The exercise — Below is a listing. Gather each line of it that contains "right".

Exercise inputs —

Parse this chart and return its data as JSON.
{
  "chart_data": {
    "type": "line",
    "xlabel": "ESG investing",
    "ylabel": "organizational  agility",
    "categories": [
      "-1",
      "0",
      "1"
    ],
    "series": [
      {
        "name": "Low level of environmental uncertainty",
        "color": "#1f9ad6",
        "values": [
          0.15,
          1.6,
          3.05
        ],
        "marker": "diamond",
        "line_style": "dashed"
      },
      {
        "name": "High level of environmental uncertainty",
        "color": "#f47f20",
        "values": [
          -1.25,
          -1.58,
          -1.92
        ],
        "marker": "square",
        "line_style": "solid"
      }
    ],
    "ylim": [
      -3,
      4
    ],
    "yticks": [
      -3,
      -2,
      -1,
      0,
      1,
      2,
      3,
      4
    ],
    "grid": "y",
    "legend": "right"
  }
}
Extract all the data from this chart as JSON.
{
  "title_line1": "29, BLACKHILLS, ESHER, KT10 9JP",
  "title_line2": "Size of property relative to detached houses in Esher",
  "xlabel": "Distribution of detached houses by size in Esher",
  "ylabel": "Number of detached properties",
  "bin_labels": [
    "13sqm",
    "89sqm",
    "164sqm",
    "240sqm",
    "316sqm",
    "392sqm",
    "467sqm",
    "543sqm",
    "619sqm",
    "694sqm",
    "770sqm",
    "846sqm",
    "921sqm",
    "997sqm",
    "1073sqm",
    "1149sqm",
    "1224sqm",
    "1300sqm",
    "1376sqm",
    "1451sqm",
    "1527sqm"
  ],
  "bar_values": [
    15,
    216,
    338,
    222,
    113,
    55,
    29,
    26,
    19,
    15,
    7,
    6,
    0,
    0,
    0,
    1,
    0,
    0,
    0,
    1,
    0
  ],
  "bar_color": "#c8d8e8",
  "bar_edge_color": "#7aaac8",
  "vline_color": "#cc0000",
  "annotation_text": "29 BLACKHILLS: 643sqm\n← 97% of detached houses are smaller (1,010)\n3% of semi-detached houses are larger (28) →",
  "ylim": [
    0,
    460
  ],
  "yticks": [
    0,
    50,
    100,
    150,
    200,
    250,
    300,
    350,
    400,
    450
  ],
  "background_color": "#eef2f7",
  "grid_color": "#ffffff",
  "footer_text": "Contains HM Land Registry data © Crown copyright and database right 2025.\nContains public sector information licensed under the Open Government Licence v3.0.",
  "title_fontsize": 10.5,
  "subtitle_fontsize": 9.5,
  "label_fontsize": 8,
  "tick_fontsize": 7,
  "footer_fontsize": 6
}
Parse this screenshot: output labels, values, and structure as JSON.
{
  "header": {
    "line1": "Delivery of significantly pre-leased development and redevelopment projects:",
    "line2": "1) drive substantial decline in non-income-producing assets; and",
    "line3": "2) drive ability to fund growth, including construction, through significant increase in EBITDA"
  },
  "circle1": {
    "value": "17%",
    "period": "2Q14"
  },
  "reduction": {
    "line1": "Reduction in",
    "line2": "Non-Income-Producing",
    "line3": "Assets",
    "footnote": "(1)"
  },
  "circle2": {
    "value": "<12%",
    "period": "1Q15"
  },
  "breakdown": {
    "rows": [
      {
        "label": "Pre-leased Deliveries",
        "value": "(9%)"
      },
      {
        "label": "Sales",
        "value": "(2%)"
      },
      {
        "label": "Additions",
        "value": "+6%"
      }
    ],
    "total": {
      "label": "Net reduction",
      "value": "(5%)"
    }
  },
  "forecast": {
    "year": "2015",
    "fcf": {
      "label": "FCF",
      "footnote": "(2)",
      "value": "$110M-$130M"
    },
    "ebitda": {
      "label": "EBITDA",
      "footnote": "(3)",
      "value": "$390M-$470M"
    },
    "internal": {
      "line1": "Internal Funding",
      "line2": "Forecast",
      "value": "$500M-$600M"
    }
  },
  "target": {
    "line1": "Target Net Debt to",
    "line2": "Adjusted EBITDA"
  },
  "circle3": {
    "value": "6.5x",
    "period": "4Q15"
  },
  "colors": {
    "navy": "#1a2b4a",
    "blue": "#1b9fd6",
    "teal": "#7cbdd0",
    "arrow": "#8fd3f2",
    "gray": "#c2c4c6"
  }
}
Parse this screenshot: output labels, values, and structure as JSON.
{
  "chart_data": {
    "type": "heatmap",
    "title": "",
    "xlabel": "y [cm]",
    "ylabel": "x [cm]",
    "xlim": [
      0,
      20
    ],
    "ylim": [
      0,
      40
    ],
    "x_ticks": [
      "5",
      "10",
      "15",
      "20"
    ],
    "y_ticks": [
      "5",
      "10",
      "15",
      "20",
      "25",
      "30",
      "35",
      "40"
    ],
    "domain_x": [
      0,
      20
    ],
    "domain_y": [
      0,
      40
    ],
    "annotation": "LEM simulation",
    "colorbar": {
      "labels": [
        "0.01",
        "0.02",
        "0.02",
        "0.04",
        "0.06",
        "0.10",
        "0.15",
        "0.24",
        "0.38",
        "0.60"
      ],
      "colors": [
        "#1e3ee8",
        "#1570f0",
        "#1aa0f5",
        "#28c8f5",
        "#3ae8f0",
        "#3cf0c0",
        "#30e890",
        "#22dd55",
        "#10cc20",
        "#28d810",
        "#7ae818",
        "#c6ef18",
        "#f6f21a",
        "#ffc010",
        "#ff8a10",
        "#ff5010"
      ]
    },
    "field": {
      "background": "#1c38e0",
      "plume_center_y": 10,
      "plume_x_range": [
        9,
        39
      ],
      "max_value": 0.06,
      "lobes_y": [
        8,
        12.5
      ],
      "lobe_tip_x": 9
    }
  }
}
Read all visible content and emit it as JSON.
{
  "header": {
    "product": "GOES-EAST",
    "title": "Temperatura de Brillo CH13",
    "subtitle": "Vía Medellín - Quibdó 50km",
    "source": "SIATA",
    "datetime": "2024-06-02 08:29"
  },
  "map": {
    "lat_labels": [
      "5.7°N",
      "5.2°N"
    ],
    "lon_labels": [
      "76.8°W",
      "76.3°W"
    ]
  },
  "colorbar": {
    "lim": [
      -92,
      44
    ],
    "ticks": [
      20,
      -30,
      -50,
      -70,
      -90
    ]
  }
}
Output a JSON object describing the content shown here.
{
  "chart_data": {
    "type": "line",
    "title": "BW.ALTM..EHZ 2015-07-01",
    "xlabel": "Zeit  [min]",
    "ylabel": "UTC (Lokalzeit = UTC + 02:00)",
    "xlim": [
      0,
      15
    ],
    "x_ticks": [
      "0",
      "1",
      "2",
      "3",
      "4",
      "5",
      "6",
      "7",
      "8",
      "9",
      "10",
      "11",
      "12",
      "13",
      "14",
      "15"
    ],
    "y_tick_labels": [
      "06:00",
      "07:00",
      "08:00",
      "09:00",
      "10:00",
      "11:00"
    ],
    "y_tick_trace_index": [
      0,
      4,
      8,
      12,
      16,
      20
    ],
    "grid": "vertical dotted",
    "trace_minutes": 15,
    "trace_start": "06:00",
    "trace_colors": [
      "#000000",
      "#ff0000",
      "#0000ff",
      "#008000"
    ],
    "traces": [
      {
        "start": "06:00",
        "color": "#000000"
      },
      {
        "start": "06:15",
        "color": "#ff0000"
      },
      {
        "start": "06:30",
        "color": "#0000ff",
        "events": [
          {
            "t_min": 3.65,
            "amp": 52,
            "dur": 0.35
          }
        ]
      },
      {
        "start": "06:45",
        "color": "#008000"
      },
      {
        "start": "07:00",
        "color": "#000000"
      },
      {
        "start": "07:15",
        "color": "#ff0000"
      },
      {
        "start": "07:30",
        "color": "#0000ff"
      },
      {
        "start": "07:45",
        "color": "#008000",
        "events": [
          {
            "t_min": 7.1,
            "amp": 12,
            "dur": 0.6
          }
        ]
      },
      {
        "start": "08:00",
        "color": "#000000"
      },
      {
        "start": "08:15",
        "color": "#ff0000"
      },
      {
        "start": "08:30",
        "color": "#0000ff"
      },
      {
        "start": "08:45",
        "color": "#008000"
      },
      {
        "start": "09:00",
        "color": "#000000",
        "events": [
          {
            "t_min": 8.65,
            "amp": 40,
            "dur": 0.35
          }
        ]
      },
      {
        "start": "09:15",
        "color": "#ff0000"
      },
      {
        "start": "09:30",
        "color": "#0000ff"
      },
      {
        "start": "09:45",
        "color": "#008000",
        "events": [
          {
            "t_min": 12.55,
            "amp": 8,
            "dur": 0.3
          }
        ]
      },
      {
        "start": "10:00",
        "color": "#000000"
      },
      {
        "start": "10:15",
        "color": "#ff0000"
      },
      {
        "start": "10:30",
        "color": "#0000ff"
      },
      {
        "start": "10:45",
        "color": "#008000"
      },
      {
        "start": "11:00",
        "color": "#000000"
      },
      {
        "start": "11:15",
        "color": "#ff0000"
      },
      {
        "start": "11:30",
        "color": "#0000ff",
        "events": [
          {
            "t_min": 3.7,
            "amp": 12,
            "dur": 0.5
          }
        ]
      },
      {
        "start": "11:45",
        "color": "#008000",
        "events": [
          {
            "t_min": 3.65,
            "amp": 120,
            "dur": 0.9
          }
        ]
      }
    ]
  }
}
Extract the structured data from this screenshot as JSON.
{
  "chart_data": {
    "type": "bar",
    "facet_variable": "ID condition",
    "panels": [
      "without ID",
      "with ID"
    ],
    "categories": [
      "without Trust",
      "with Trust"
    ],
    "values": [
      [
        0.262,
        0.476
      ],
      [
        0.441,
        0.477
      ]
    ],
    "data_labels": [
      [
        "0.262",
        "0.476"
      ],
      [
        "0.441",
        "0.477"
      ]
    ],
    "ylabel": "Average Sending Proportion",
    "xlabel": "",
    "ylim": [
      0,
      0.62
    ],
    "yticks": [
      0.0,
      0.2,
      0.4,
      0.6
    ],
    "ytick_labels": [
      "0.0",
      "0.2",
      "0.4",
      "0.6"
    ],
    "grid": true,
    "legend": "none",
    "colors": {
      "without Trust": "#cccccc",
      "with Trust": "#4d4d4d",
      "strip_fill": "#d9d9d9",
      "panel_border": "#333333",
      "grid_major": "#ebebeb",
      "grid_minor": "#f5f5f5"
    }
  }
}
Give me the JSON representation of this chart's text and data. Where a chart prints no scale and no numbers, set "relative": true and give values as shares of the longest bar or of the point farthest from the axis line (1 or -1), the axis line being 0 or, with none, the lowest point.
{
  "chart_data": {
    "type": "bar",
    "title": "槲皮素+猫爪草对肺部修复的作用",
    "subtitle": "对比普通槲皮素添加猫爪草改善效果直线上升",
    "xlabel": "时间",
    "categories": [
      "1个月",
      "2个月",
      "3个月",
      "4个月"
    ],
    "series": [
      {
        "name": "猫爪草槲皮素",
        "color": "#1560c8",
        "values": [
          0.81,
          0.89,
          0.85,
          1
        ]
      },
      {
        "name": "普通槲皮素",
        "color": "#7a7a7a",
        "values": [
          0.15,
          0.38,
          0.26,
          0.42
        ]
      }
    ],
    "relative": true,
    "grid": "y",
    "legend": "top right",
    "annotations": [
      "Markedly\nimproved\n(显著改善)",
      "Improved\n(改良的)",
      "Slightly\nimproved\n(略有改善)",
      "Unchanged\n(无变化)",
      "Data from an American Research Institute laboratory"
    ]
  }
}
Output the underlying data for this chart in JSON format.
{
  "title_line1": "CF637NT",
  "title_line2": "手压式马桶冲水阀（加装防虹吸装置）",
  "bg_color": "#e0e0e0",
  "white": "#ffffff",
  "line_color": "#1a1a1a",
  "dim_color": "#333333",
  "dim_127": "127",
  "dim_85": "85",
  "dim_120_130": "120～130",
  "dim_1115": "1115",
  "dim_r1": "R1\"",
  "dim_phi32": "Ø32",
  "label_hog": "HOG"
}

Exercise output —
    "legend": "right"
  "footer_text": "Contains HM Land Registry data © Crown copyright and database right 2025.\nContains public sector information licensed under the Open Government Licence v3.0.",
    "legend": "top right",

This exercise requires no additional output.